* Begin RECORDS SUPPLIED *

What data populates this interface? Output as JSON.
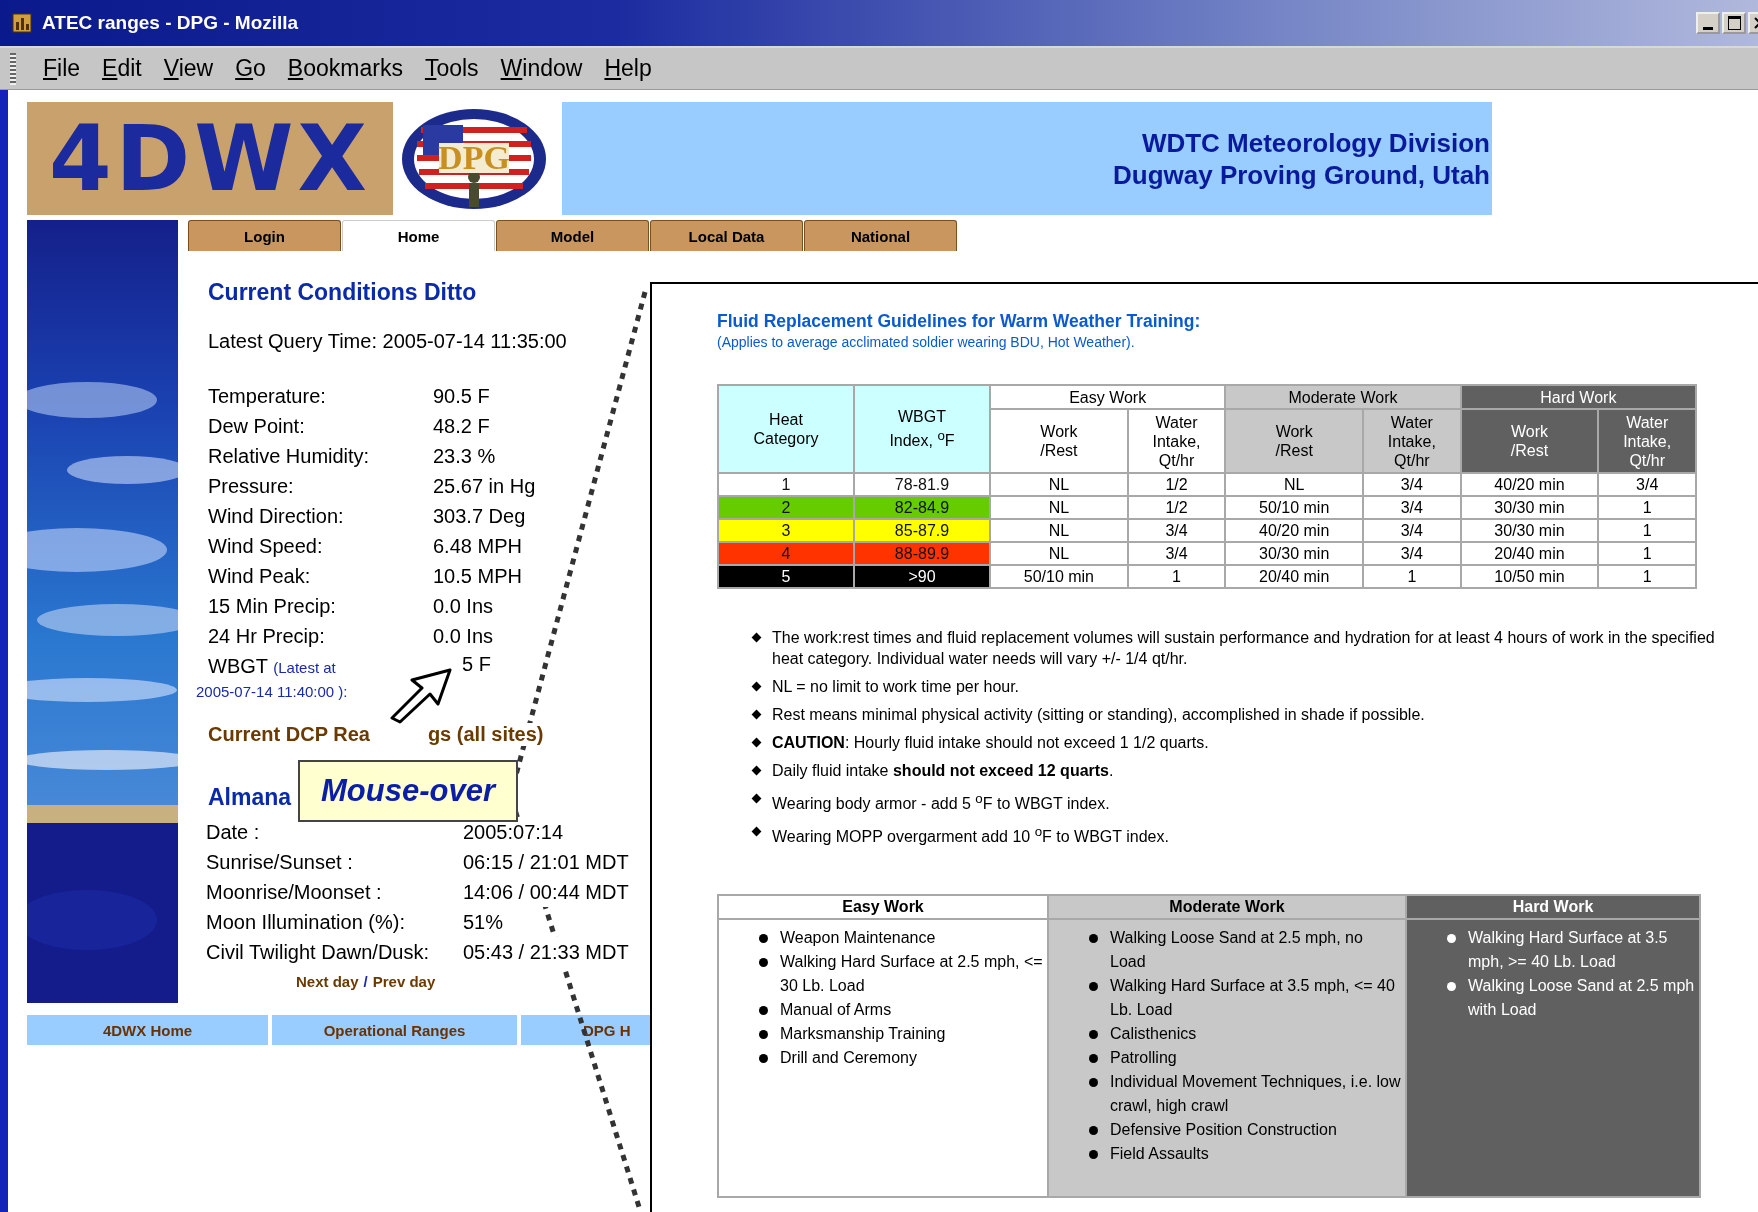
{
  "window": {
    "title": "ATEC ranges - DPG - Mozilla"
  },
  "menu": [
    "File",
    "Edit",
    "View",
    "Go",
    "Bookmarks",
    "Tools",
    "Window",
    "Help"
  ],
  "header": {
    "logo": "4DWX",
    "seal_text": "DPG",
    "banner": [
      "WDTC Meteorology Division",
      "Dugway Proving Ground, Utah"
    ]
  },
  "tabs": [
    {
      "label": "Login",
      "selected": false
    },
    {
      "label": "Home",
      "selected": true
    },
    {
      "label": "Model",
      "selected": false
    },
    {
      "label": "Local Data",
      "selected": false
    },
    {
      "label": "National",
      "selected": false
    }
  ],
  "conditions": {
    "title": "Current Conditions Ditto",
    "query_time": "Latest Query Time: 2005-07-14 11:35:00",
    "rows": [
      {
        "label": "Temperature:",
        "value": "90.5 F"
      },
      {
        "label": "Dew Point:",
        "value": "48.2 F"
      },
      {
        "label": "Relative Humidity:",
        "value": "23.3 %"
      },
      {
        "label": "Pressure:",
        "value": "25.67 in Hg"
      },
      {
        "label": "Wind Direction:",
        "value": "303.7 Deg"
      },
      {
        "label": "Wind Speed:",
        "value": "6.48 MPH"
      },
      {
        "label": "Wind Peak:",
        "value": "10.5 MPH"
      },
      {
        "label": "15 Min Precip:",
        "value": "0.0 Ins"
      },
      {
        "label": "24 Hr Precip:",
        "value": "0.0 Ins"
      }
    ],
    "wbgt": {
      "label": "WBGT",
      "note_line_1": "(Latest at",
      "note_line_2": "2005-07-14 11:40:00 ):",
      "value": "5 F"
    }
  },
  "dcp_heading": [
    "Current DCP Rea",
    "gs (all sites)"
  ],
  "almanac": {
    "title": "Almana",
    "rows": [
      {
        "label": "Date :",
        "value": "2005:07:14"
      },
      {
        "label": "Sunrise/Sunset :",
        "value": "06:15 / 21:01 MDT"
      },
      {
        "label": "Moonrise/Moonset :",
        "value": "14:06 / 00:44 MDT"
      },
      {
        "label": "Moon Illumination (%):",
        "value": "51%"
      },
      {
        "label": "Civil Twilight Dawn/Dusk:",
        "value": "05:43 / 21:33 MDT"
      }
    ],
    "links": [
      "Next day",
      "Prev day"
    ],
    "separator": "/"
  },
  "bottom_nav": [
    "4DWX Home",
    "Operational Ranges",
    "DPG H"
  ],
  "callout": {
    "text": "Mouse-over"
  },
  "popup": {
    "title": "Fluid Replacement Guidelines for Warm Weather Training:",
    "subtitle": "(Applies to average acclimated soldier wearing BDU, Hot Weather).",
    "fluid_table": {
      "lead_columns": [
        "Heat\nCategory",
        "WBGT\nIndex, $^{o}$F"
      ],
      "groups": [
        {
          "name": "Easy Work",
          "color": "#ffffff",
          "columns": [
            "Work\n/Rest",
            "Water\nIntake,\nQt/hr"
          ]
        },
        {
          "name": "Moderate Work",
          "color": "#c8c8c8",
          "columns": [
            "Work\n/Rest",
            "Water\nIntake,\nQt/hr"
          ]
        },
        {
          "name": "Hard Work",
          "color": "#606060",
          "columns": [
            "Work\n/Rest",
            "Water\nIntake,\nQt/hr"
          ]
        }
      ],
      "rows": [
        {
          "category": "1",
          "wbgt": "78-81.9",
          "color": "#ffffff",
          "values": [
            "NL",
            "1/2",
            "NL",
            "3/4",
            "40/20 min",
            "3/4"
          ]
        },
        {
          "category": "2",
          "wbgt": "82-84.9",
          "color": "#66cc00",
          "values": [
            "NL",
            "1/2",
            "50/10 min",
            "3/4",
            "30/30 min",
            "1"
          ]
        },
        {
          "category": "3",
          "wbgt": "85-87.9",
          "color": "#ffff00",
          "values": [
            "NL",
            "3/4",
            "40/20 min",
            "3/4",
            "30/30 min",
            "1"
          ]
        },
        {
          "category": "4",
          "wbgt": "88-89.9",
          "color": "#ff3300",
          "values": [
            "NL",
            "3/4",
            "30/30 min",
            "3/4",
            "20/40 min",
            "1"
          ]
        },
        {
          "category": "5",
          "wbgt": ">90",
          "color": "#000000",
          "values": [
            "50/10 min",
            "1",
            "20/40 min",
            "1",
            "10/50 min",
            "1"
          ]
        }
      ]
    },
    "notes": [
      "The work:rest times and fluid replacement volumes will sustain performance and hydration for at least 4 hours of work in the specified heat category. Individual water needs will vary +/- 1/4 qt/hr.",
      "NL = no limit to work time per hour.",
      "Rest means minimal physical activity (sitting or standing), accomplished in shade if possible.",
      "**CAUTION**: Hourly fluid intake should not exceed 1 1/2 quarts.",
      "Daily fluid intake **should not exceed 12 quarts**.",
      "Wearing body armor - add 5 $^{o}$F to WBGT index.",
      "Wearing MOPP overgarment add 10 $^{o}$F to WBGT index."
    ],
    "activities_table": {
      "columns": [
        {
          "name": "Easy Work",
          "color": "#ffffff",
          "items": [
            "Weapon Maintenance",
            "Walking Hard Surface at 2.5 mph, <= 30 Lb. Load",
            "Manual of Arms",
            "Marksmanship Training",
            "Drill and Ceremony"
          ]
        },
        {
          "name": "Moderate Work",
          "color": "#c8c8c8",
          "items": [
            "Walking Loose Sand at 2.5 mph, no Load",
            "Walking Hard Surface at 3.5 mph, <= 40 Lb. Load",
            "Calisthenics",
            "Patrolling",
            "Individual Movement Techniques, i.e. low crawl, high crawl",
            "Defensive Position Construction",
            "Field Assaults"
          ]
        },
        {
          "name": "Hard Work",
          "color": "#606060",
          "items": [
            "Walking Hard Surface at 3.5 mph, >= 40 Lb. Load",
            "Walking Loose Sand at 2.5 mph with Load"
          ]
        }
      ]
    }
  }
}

* End RECORDS SUPPLIED *
* Begin RECORDS SUPPLIED *

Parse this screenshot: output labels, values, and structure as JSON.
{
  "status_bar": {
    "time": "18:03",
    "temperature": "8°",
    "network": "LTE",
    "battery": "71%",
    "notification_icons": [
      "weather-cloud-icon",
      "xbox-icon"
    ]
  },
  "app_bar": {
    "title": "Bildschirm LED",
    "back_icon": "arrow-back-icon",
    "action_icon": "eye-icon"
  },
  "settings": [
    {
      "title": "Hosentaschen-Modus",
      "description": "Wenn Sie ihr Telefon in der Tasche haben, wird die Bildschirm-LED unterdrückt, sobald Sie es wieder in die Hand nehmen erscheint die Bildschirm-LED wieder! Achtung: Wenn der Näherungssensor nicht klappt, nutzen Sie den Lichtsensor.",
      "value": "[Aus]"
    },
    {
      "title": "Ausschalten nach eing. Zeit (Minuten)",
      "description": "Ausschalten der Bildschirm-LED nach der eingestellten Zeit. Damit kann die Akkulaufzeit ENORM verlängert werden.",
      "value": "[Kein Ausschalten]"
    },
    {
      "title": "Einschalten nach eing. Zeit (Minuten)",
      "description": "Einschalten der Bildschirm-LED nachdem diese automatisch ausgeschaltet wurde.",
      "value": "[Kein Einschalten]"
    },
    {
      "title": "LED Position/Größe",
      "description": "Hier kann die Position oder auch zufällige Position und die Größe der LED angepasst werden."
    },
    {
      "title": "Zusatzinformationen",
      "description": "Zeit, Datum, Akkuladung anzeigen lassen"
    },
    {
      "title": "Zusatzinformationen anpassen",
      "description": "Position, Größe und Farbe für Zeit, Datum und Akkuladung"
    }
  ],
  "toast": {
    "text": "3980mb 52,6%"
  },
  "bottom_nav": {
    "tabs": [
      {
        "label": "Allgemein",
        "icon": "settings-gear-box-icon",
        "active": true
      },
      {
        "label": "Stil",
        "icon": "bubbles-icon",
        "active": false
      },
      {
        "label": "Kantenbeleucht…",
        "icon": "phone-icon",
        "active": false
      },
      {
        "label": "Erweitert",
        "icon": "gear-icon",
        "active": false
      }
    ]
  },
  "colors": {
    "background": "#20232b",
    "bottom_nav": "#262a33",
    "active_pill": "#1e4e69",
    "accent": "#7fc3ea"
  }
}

* End RECORDS SUPPLIED *
* Begin RECORDS SUPPLIED *

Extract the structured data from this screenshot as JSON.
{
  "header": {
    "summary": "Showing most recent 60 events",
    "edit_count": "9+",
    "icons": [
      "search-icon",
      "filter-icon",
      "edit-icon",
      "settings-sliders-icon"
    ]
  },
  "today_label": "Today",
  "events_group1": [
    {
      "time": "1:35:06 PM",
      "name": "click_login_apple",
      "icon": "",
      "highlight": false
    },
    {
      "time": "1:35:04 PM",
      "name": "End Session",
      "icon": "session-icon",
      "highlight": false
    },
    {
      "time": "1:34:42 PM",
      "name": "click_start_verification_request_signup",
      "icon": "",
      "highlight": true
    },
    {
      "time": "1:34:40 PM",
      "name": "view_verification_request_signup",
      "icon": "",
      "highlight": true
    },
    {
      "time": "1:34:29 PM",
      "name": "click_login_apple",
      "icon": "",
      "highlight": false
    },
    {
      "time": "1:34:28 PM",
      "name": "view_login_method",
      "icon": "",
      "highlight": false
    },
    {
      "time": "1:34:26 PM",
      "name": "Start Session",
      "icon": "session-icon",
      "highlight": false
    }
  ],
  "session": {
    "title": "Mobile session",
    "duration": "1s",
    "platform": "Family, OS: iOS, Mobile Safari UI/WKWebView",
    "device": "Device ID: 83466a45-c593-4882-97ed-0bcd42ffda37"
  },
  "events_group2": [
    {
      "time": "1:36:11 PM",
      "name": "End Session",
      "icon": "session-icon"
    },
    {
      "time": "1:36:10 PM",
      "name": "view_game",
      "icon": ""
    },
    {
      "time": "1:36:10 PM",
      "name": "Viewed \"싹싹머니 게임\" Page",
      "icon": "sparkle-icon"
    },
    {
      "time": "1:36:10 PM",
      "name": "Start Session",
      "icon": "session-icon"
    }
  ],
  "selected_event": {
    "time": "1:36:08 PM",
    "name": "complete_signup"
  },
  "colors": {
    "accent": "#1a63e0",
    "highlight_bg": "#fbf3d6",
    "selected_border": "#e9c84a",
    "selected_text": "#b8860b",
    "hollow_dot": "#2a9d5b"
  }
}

* End RECORDS SUPPLIED *

GIVEN EXERCISE
For each line of the listing that holds the word "this", show that line.

RESULT OF THE TASK
What data populates this interface? Output as JSON.
Parse this screenshot: output labels, values, and structure as JSON.
Extract the structured data from this screenshot as JSON.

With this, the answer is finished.